[Stated task]:
Write out the whole listing again, exactly.

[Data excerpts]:

◇ ◇ ◇

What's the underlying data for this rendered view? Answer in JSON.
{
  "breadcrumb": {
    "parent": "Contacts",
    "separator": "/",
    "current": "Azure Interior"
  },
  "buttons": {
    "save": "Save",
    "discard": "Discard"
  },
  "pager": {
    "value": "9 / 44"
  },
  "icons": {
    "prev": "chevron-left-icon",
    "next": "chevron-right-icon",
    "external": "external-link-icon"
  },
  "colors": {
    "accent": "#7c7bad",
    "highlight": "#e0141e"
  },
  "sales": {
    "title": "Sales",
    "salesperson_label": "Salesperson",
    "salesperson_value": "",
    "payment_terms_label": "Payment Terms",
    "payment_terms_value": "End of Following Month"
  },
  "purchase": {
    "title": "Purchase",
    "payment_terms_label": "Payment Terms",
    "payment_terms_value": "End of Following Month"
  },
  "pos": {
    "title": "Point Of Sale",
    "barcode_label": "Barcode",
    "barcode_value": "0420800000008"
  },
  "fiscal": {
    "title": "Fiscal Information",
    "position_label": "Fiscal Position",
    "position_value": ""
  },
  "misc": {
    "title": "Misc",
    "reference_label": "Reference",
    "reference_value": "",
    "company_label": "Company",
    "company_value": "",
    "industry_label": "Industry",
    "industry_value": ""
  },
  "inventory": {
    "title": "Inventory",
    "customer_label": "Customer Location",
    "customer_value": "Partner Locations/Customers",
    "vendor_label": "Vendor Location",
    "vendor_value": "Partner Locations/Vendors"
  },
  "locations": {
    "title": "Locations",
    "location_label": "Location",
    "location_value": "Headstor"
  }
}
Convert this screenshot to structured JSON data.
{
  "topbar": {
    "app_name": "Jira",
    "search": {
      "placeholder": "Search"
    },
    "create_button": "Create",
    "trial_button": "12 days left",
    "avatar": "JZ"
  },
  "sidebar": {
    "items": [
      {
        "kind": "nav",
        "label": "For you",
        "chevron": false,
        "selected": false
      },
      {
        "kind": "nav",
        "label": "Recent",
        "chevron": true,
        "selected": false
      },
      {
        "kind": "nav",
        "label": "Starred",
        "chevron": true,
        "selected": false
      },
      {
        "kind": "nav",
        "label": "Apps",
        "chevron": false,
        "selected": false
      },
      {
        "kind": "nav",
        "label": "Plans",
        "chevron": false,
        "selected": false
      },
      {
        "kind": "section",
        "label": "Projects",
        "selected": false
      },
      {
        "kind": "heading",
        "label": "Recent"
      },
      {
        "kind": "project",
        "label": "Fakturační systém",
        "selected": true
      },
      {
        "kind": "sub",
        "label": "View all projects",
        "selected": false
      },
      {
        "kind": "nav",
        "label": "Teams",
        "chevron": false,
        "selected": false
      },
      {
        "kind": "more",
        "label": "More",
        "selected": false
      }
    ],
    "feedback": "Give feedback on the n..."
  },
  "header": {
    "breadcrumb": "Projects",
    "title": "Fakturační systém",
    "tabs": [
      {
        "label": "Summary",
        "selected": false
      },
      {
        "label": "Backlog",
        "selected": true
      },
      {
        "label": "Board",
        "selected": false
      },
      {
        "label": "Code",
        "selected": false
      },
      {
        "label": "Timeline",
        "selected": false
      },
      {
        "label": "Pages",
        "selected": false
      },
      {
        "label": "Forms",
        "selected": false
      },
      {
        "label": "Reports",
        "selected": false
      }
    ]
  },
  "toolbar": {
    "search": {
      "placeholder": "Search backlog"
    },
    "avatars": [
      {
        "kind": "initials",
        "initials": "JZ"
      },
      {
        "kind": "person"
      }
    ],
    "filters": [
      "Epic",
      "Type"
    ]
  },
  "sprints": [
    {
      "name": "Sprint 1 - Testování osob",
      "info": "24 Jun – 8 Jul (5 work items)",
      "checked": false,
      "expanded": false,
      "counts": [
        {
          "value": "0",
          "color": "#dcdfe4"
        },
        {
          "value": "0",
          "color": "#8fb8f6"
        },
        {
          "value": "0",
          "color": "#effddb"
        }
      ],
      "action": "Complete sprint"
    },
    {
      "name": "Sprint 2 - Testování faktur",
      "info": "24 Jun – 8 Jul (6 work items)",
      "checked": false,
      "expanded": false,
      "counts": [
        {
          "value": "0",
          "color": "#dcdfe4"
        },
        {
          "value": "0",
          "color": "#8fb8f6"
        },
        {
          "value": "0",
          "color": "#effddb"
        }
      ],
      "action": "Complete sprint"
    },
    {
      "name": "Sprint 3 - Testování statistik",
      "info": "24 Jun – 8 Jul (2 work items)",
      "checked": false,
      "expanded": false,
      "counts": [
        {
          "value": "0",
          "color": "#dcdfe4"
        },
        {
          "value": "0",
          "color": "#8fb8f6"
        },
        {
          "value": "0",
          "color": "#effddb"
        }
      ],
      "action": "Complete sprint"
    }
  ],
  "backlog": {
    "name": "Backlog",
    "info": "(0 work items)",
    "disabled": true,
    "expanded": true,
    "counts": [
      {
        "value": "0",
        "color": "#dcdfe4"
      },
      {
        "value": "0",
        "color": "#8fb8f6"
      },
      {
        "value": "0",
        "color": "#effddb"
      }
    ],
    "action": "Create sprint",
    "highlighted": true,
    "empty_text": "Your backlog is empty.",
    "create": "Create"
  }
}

◇ ◇ ◇

[Correct output]:
What's the underlying data for this rendered view? Answer in JSON.
{
  "breadcrumb": {
    "parent": "Contacts",
    "separator": "/",
    "current": "Azure Interior"
  },
  "buttons": {
    "save": "Save",
    "discard": "Discard"
  },
  "pager": {
    "value": "9 / 44"
  },
  "icons": {
    "prev": "chevron-left-icon",
    "next": "chevron-right-icon",
    "external": "external-link-icon"
  },
  "colors": {
    "accent": "#7c7bad",
    "highlight": "#e0141e"
  },
  "sales": {
    "title": "Sales",
    "salesperson_label": "Salesperson",
    "salesperson_value": "",
    "payment_terms_label": "Payment Terms",
    "payment_terms_value": "End of Following Month"
  },
  "purchase": {
    "title": "Purchase",
    "payment_terms_label": "Payment Terms",
    "payment_terms_value": "End of Following Month"
  },
  "pos": {
    "title": "Point Of Sale",
    "barcode_label": "Barcode",
    "barcode_value": "0420800000008"
  },
  "fiscal": {
    "title": "Fiscal Information",
    "position_label": "Fiscal Position",
    "position_value": ""
  },
  "misc": {
    "title": "Misc",
    "reference_label": "Reference",
    "reference_value": "",
    "company_label": "Company",
    "company_value": "",
    "industry_label": "Industry",
    "industry_value": ""
  },
  "inventory": {
    "title": "Inventory",
    "customer_label": "Customer Location",
    "customer_value": "Partner Locations/Customers",
    "vendor_label": "Vendor Location",
    "vendor_value": "Partner Locations/Vendors"
  },
  "locations": {
    "title": "Locations",
    "location_label": "Location",
    "location_value": "Headstor"
  }
}
Convert this screenshot to structured JSON data.
{
  "topbar": {
    "app_name": "Jira",
    "search": {
      "placeholder": "Search"
    },
    "create_button": "Create",
    "trial_button": "12 days left",
    "avatar": "JZ"
  },
  "sidebar": {
    "items": [
      {
        "kind": "nav",
        "label": "For you",
        "chevron": false,
        "selected": false
      },
      {
        "kind": "nav",
        "label": "Recent",
        "chevron": true,
        "selected": false
      },
      {
        "kind": "nav",
        "label": "Starred",
        "chevron": true,
        "selected": false
      },
      {
        "kind": "nav",
        "label": "Apps",
        "chevron": false,
        "selected": false
      },
      {
        "kind": "nav",
        "label": "Plans",
        "chevron": false,
        "selected": false
      },
      {
        "kind": "section",
        "label": "Projects",
        "selected": false
      },
      {
        "kind": "heading",
        "label": "Recent"
      },
      {
        "kind": "project",
        "label": "Fakturační systém",
        "selected": true
      },
      {
        "kind": "sub",
        "label": "View all projects",
        "selected": false
      },
      {
        "kind": "nav",
        "label": "Teams",
        "chevron": false,
        "selected": false
      },
      {
        "kind": "more",
        "label": "More",
        "selected": false
      }
    ],
    "feedback": "Give feedback on the n..."
  },
  "header": {
    "breadcrumb": "Projects",
    "title": "Fakturační systém",
    "tabs": [
      {
        "label": "Summary",
        "selected": false
      },
      {
        "label": "Backlog",
        "selected": true
      },
      {
        "label": "Board",
        "selected": false
      },
      {
        "label": "Code",
        "selected": false
      },
      {
        "label": "Timeline",
        "selected": false
      },
      {
        "label": "Pages",
        "selected": false
      },
      {
        "label": "Forms",
        "selected": false
      },
      {
        "label": "Reports",
        "selected": false
      }
    ]
  },
  "toolbar": {
    "search": {
      "placeholder": "Search backlog"
    },
    "avatars": [
      {
        "kind": "initials",
        "initials": "JZ"
      },
      {
        "kind": "person"
      }
    ],
    "filters": [
      "Epic",
      "Type"
    ]
  },
  "sprints": [
    {
      "name": "Sprint 1 - Testování osob",
      "info": "24 Jun – 8 Jul (5 work items)",
      "checked": false,
      "expanded": false,
      "counts": [
        {
          "value": "0",
          "color": "#dcdfe4"
        },
        {
          "value": "0",
          "color": "#8fb8f6"
        },
        {
          "value": "0",
          "color": "#effddb"
        }
      ],
      "action": "Complete sprint"
    },
    {
      "name": "Sprint 2 - Testování faktur",
      "info": "24 Jun – 8 Jul (6 work items)",
      "checked": false,
      "expanded": false,
      "counts": [
        {
          "value": "0",
          "color": "#dcdfe4"
        },
        {
          "value": "0",
          "color": "#8fb8f6"
        },
        {
          "value": "0",
          "color": "#effddb"
        }
      ],
      "action": "Complete sprint"
    },
    {
      "name": "Sprint 3 - Testování statistik",
      "info": "24 Jun – 8 Jul (2 work items)",
      "checked": false,
      "expanded": false,
      "counts": [
        {
          "value": "0",
          "color": "#dcdfe4"
        },
        {
          "value": "0",
          "color": "#8fb8f6"
        },
        {
          "value": "0",
          "color": "#effddb"
        }
      ],
      "action": "Complete sprint"
    }
  ],
  "backlog": {
    "name": "Backlog",
    "info": "(0 work items)",
    "disabled": true,
    "expanded": true,
    "counts": [
      {
        "value": "0",
        "color": "#dcdfe4"
      },
      {
        "value": "0",
        "color": "#8fb8f6"
      },
      {
        "value": "0",
        "color": "#effddb"
      }
    ],
    "action": "Create sprint",
    "highlighted": true,
    "empty_text": "Your backlog is empty.",
    "create": "Create"
  }
}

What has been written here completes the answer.